WRITTEN EXERCISE = Exactly repeat the material, dropping every picture from the copy.

━━━━━ DATA LISTING ━━━━━

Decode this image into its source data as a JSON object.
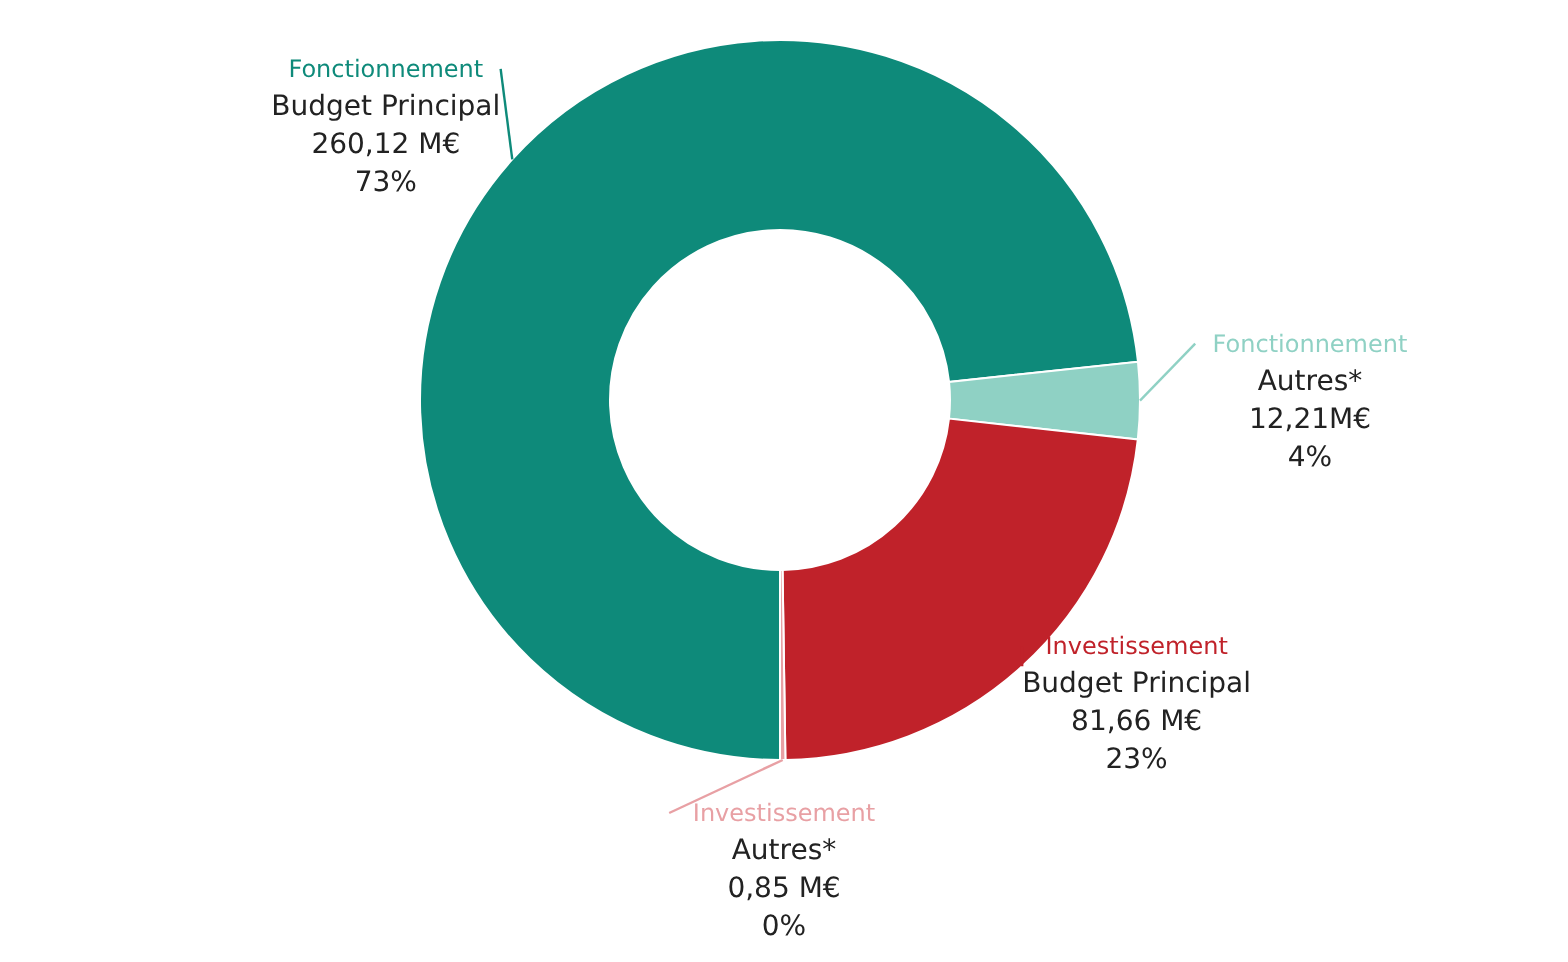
{
  "chart_data": {
    "type": "donut",
    "categories": [
      "Fonctionnement Budget Principal",
      "Fonctionnement Autres*",
      "Investissement Budget Principal",
      "Investissement Autres*"
    ],
    "values": [
      260.12,
      12.21,
      81.66,
      0.85
    ],
    "colors": [
      "#0e8a7a",
      "#8fd1c4",
      "#c0222a",
      "#e8a0a4"
    ],
    "value_labels": [
      "260,12 M€",
      "12,21M€",
      "81,66 M€",
      "0,85 M€"
    ],
    "annotations": [
      "73%",
      "4%",
      "23%",
      "0%"
    ],
    "legend": false
  }
}
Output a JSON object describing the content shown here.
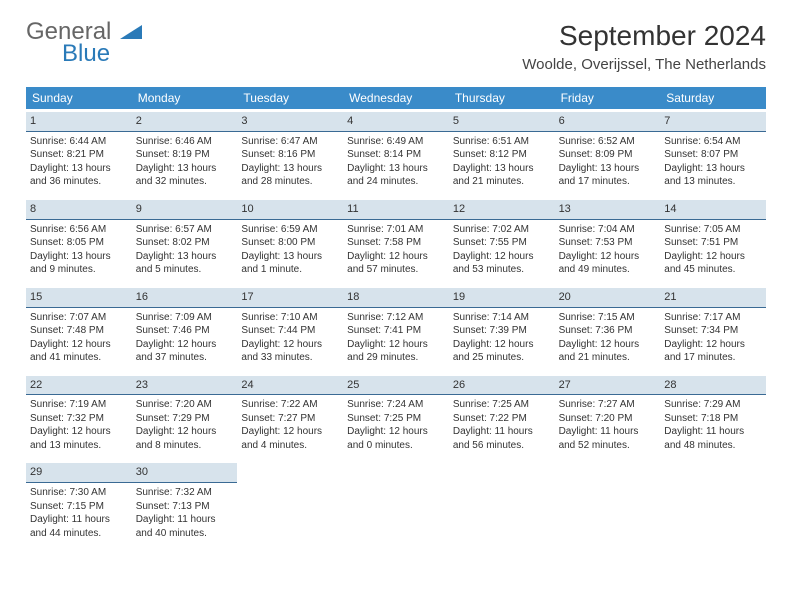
{
  "logo": {
    "text1": "General",
    "text2": "Blue"
  },
  "title": "September 2024",
  "location": "Woolde, Overijssel, The Netherlands",
  "colors": {
    "header_bg": "#3a8bc9",
    "daynum_bg": "#d7e3ec",
    "daynum_border": "#3a6a94",
    "logo_blue": "#2a7ab8"
  },
  "day_headers": [
    "Sunday",
    "Monday",
    "Tuesday",
    "Wednesday",
    "Thursday",
    "Friday",
    "Saturday"
  ],
  "days": [
    {
      "n": "1",
      "sunrise": "Sunrise: 6:44 AM",
      "sunset": "Sunset: 8:21 PM",
      "d1": "Daylight: 13 hours",
      "d2": "and 36 minutes."
    },
    {
      "n": "2",
      "sunrise": "Sunrise: 6:46 AM",
      "sunset": "Sunset: 8:19 PM",
      "d1": "Daylight: 13 hours",
      "d2": "and 32 minutes."
    },
    {
      "n": "3",
      "sunrise": "Sunrise: 6:47 AM",
      "sunset": "Sunset: 8:16 PM",
      "d1": "Daylight: 13 hours",
      "d2": "and 28 minutes."
    },
    {
      "n": "4",
      "sunrise": "Sunrise: 6:49 AM",
      "sunset": "Sunset: 8:14 PM",
      "d1": "Daylight: 13 hours",
      "d2": "and 24 minutes."
    },
    {
      "n": "5",
      "sunrise": "Sunrise: 6:51 AM",
      "sunset": "Sunset: 8:12 PM",
      "d1": "Daylight: 13 hours",
      "d2": "and 21 minutes."
    },
    {
      "n": "6",
      "sunrise": "Sunrise: 6:52 AM",
      "sunset": "Sunset: 8:09 PM",
      "d1": "Daylight: 13 hours",
      "d2": "and 17 minutes."
    },
    {
      "n": "7",
      "sunrise": "Sunrise: 6:54 AM",
      "sunset": "Sunset: 8:07 PM",
      "d1": "Daylight: 13 hours",
      "d2": "and 13 minutes."
    },
    {
      "n": "8",
      "sunrise": "Sunrise: 6:56 AM",
      "sunset": "Sunset: 8:05 PM",
      "d1": "Daylight: 13 hours",
      "d2": "and 9 minutes."
    },
    {
      "n": "9",
      "sunrise": "Sunrise: 6:57 AM",
      "sunset": "Sunset: 8:02 PM",
      "d1": "Daylight: 13 hours",
      "d2": "and 5 minutes."
    },
    {
      "n": "10",
      "sunrise": "Sunrise: 6:59 AM",
      "sunset": "Sunset: 8:00 PM",
      "d1": "Daylight: 13 hours",
      "d2": "and 1 minute."
    },
    {
      "n": "11",
      "sunrise": "Sunrise: 7:01 AM",
      "sunset": "Sunset: 7:58 PM",
      "d1": "Daylight: 12 hours",
      "d2": "and 57 minutes."
    },
    {
      "n": "12",
      "sunrise": "Sunrise: 7:02 AM",
      "sunset": "Sunset: 7:55 PM",
      "d1": "Daylight: 12 hours",
      "d2": "and 53 minutes."
    },
    {
      "n": "13",
      "sunrise": "Sunrise: 7:04 AM",
      "sunset": "Sunset: 7:53 PM",
      "d1": "Daylight: 12 hours",
      "d2": "and 49 minutes."
    },
    {
      "n": "14",
      "sunrise": "Sunrise: 7:05 AM",
      "sunset": "Sunset: 7:51 PM",
      "d1": "Daylight: 12 hours",
      "d2": "and 45 minutes."
    },
    {
      "n": "15",
      "sunrise": "Sunrise: 7:07 AM",
      "sunset": "Sunset: 7:48 PM",
      "d1": "Daylight: 12 hours",
      "d2": "and 41 minutes."
    },
    {
      "n": "16",
      "sunrise": "Sunrise: 7:09 AM",
      "sunset": "Sunset: 7:46 PM",
      "d1": "Daylight: 12 hours",
      "d2": "and 37 minutes."
    },
    {
      "n": "17",
      "sunrise": "Sunrise: 7:10 AM",
      "sunset": "Sunset: 7:44 PM",
      "d1": "Daylight: 12 hours",
      "d2": "and 33 minutes."
    },
    {
      "n": "18",
      "sunrise": "Sunrise: 7:12 AM",
      "sunset": "Sunset: 7:41 PM",
      "d1": "Daylight: 12 hours",
      "d2": "and 29 minutes."
    },
    {
      "n": "19",
      "sunrise": "Sunrise: 7:14 AM",
      "sunset": "Sunset: 7:39 PM",
      "d1": "Daylight: 12 hours",
      "d2": "and 25 minutes."
    },
    {
      "n": "20",
      "sunrise": "Sunrise: 7:15 AM",
      "sunset": "Sunset: 7:36 PM",
      "d1": "Daylight: 12 hours",
      "d2": "and 21 minutes."
    },
    {
      "n": "21",
      "sunrise": "Sunrise: 7:17 AM",
      "sunset": "Sunset: 7:34 PM",
      "d1": "Daylight: 12 hours",
      "d2": "and 17 minutes."
    },
    {
      "n": "22",
      "sunrise": "Sunrise: 7:19 AM",
      "sunset": "Sunset: 7:32 PM",
      "d1": "Daylight: 12 hours",
      "d2": "and 13 minutes."
    },
    {
      "n": "23",
      "sunrise": "Sunrise: 7:20 AM",
      "sunset": "Sunset: 7:29 PM",
      "d1": "Daylight: 12 hours",
      "d2": "and 8 minutes."
    },
    {
      "n": "24",
      "sunrise": "Sunrise: 7:22 AM",
      "sunset": "Sunset: 7:27 PM",
      "d1": "Daylight: 12 hours",
      "d2": "and 4 minutes."
    },
    {
      "n": "25",
      "sunrise": "Sunrise: 7:24 AM",
      "sunset": "Sunset: 7:25 PM",
      "d1": "Daylight: 12 hours",
      "d2": "and 0 minutes."
    },
    {
      "n": "26",
      "sunrise": "Sunrise: 7:25 AM",
      "sunset": "Sunset: 7:22 PM",
      "d1": "Daylight: 11 hours",
      "d2": "and 56 minutes."
    },
    {
      "n": "27",
      "sunrise": "Sunrise: 7:27 AM",
      "sunset": "Sunset: 7:20 PM",
      "d1": "Daylight: 11 hours",
      "d2": "and 52 minutes."
    },
    {
      "n": "28",
      "sunrise": "Sunrise: 7:29 AM",
      "sunset": "Sunset: 7:18 PM",
      "d1": "Daylight: 11 hours",
      "d2": "and 48 minutes."
    },
    {
      "n": "29",
      "sunrise": "Sunrise: 7:30 AM",
      "sunset": "Sunset: 7:15 PM",
      "d1": "Daylight: 11 hours",
      "d2": "and 44 minutes."
    },
    {
      "n": "30",
      "sunrise": "Sunrise: 7:32 AM",
      "sunset": "Sunset: 7:13 PM",
      "d1": "Daylight: 11 hours",
      "d2": "and 40 minutes."
    }
  ]
}
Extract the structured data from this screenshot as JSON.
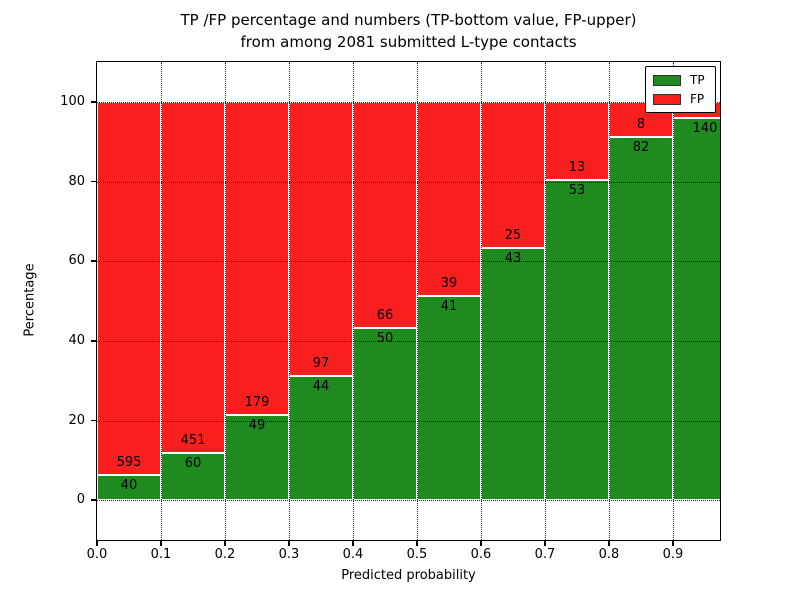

━━━━━

THE ANSWER =
Decode this image into its source data as a JSON object.
{
  "chart_data": {
    "type": "donut",
    "categories": [
      "Fonctionnement Budget Principal",
      "Fonctionnement Autres*",
      "Investissement Budget Principal",
      "Investissement Autres*"
    ],
    "values": [
      260.12,
      12.21,
      81.66,
      0.85
    ],
    "colors": [
      "#0e8a7a",
      "#8fd1c4",
      "#c0222a",
      "#e8a0a4"
    ],
    "value_labels": [
      "260,12 M€",
      "12,21M€",
      "81,66 M€",
      "0,85 M€"
    ],
    "annotations": [
      "73%",
      "4%",
      "23%",
      "0%"
    ],
    "legend": false
  }
}
Output a JSON object describing the content shown here.
{
  "logo": {
    "text1": "General",
    "text2": "Blue"
  },
  "title": "September 2024",
  "location": "Woolde, Overijssel, The Netherlands",
  "colors": {
    "header_bg": "#3a8bc9",
    "daynum_bg": "#d7e3ec",
    "daynum_border": "#3a6a94",
    "logo_blue": "#2a7ab8"
  },
  "day_headers": [
    "Sunday",
    "Monday",
    "Tuesday",
    "Wednesday",
    "Thursday",
    "Friday",
    "Saturday"
  ],
  "days": [
    {
      "n": "1",
      "sunrise": "Sunrise: 6:44 AM",
      "sunset": "Sunset: 8:21 PM",
      "d1": "Daylight: 13 hours",
      "d2": "and 36 minutes."
    },
    {
      "n": "2",
      "sunrise": "Sunrise: 6:46 AM",
      "sunset": "Sunset: 8:19 PM",
      "d1": "Daylight: 13 hours",
      "d2": "and 32 minutes."
    },
    {
      "n": "3",
      "sunrise": "Sunrise: 6:47 AM",
      "sunset": "Sunset: 8:16 PM",
      "d1": "Daylight: 13 hours",
      "d2": "and 28 minutes."
    },
    {
      "n": "4",
      "sunrise": "Sunrise: 6:49 AM",
      "sunset": "Sunset: 8:14 PM",
      "d1": "Daylight: 13 hours",
      "d2": "and 24 minutes."
    },
    {
      "n": "5",
      "sunrise": "Sunrise: 6:51 AM",
      "sunset": "Sunset: 8:12 PM",
      "d1": "Daylight: 13 hours",
      "d2": "and 21 minutes."
    },
    {
      "n": "6",
      "sunrise": "Sunrise: 6:52 AM",
      "sunset": "Sunset: 8:09 PM",
      "d1": "Daylight: 13 hours",
      "d2": "and 17 minutes."
    },
    {
      "n": "7",
      "sunrise": "Sunrise: 6:54 AM",
      "sunset": "Sunset: 8:07 PM",
      "d1": "Daylight: 13 hours",
      "d2": "and 13 minutes."
    },
    {
      "n": "8",
      "sunrise": "Sunrise: 6:56 AM",
      "sunset": "Sunset: 8:05 PM",
      "d1": "Daylight: 13 hours",
      "d2": "and 9 minutes."
    },
    {
      "n": "9",
      "sunrise": "Sunrise: 6:57 AM",
      "sunset": "Sunset: 8:02 PM",
      "d1": "Daylight: 13 hours",
      "d2": "and 5 minutes."
    },
    {
      "n": "10",
      "sunrise": "Sunrise: 6:59 AM",
      "sunset": "Sunset: 8:00 PM",
      "d1": "Daylight: 13 hours",
      "d2": "and 1 minute."
    },
    {
      "n": "11",
      "sunrise": "Sunrise: 7:01 AM",
      "sunset": "Sunset: 7:58 PM",
      "d1": "Daylight: 12 hours",
      "d2": "and 57 minutes."
    },
    {
      "n": "12",
      "sunrise": "Sunrise: 7:02 AM",
      "sunset": "Sunset: 7:55 PM",
      "d1": "Daylight: 12 hours",
      "d2": "and 53 minutes."
    },
    {
      "n": "13",
      "sunrise": "Sunrise: 7:04 AM",
      "sunset": "Sunset: 7:53 PM",
      "d1": "Daylight: 12 hours",
      "d2": "and 49 minutes."
    },
    {
      "n": "14",
      "sunrise": "Sunrise: 7:05 AM",
      "sunset": "Sunset: 7:51 PM",
      "d1": "Daylight: 12 hours",
      "d2": "and 45 minutes."
    },
    {
      "n": "15",
      "sunrise": "Sunrise: 7:07 AM",
      "sunset": "Sunset: 7:48 PM",
      "d1": "Daylight: 12 hours",
      "d2": "and 41 minutes."
    },
    {
      "n": "16",
      "sunrise": "Sunrise: 7:09 AM",
      "sunset": "Sunset: 7:46 PM",
      "d1": "Daylight: 12 hours",
      "d2": "and 37 minutes."
    },
    {
      "n": "17",
      "sunrise": "Sunrise: 7:10 AM",
      "sunset": "Sunset: 7:44 PM",
      "d1": "Daylight: 12 hours",
      "d2": "and 33 minutes."
    },
    {
      "n": "18",
      "sunrise": "Sunrise: 7:12 AM",
      "sunset": "Sunset: 7:41 PM",
      "d1": "Daylight: 12 hours",
      "d2": "and 29 minutes."
    },
    {
      "n": "19",
      "sunrise": "Sunrise: 7:14 AM",
      "sunset": "Sunset: 7:39 PM",
      "d1": "Daylight: 12 hours",
      "d2": "and 25 minutes."
    },
    {
      "n": "20",
      "sunrise": "Sunrise: 7:15 AM",
      "sunset": "Sunset: 7:36 PM",
      "d1": "Daylight: 12 hours",
      "d2": "and 21 minutes."
    },
    {
      "n": "21",
      "sunrise": "Sunrise: 7:17 AM",
      "sunset": "Sunset: 7:34 PM",
      "d1": "Daylight: 12 hours",
      "d2": "and 17 minutes."
    },
    {
      "n": "22",
      "sunrise": "Sunrise: 7:19 AM",
      "sunset": "Sunset: 7:32 PM",
      "d1": "Daylight: 12 hours",
      "d2": "and 13 minutes."
    },
    {
      "n": "23",
      "sunrise": "Sunrise: 7:20 AM",
      "sunset": "Sunset: 7:29 PM",
      "d1": "Daylight: 12 hours",
      "d2": "and 8 minutes."
    },
    {
      "n": "24",
      "sunrise": "Sunrise: 7:22 AM",
      "sunset": "Sunset: 7:27 PM",
      "d1": "Daylight: 12 hours",
      "d2": "and 4 minutes."
    },
    {
      "n": "25",
      "sunrise": "Sunrise: 7:24 AM",
      "sunset": "Sunset: 7:25 PM",
      "d1": "Daylight: 12 hours",
      "d2": "and 0 minutes."
    },
    {
      "n": "26",
      "sunrise": "Sunrise: 7:25 AM",
      "sunset": "Sunset: 7:22 PM",
      "d1": "Daylight: 11 hours",
      "d2": "and 56 minutes."
    },
    {
      "n": "27",
      "sunrise": "Sunrise: 7:27 AM",
      "sunset": "Sunset: 7:20 PM",
      "d1": "Daylight: 11 hours",
      "d2": "and 52 minutes."
    },
    {
      "n": "28",
      "sunrise": "Sunrise: 7:29 AM",
      "sunset": "Sunset: 7:18 PM",
      "d1": "Daylight: 11 hours",
      "d2": "and 48 minutes."
    },
    {
      "n": "29",
      "sunrise": "Sunrise: 7:30 AM",
      "sunset": "Sunset: 7:15 PM",
      "d1": "Daylight: 11 hours",
      "d2": "and 44 minutes."
    },
    {
      "n": "30",
      "sunrise": "Sunrise: 7:32 AM",
      "sunset": "Sunset: 7:13 PM",
      "d1": "Daylight: 11 hours",
      "d2": "and 40 minutes."
    }
  ]
}
Extract the structured data from this screenshot as JSON.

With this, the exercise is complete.